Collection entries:

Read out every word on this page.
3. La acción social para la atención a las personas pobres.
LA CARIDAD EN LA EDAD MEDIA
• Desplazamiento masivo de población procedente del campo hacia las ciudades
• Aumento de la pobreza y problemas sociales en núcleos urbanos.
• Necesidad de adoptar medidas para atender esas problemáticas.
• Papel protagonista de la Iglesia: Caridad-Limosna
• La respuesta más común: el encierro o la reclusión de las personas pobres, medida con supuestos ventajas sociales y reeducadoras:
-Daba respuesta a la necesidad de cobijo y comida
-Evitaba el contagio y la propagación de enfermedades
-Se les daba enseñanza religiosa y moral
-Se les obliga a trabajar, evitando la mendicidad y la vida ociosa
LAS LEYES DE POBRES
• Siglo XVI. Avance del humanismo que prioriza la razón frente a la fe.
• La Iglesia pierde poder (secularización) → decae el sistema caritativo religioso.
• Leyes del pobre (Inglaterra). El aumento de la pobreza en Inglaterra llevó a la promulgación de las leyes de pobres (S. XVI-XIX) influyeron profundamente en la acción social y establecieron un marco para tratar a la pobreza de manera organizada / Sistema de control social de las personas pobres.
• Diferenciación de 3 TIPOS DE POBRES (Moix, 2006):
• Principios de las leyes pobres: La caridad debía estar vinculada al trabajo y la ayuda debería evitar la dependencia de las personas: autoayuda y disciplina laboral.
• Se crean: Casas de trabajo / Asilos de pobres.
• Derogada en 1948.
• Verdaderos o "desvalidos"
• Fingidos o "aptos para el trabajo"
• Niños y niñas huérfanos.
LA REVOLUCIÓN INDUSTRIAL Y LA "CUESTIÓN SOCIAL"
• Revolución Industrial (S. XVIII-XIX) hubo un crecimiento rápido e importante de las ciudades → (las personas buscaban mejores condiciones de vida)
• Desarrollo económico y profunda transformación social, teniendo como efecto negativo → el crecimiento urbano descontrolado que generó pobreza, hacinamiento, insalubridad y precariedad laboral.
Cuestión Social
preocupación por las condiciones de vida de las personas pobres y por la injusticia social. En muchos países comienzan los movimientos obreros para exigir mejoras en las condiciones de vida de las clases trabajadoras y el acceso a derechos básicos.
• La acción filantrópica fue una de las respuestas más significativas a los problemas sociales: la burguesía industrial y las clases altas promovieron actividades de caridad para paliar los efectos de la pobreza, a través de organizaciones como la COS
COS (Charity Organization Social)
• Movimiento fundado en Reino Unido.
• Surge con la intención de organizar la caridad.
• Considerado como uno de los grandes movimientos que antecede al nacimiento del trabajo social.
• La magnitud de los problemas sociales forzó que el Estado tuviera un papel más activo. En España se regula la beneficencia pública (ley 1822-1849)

§ **Exercise brief**:
Pick out the lines above containing the word "crecimiento", then copy them.

§ **Written answer**:
• Revolución Industrial (S. XVIII-XIX) hubo un crecimiento rápido e importante de las ciudades → (las personas buscaban mejores condiciones de vida)
• Desarrollo económico y profunda transformación social, teniendo como efecto negativo → el crecimiento urbano descontrolado que generó pobreza, hacinamiento, insalubridad y precariedad laboral.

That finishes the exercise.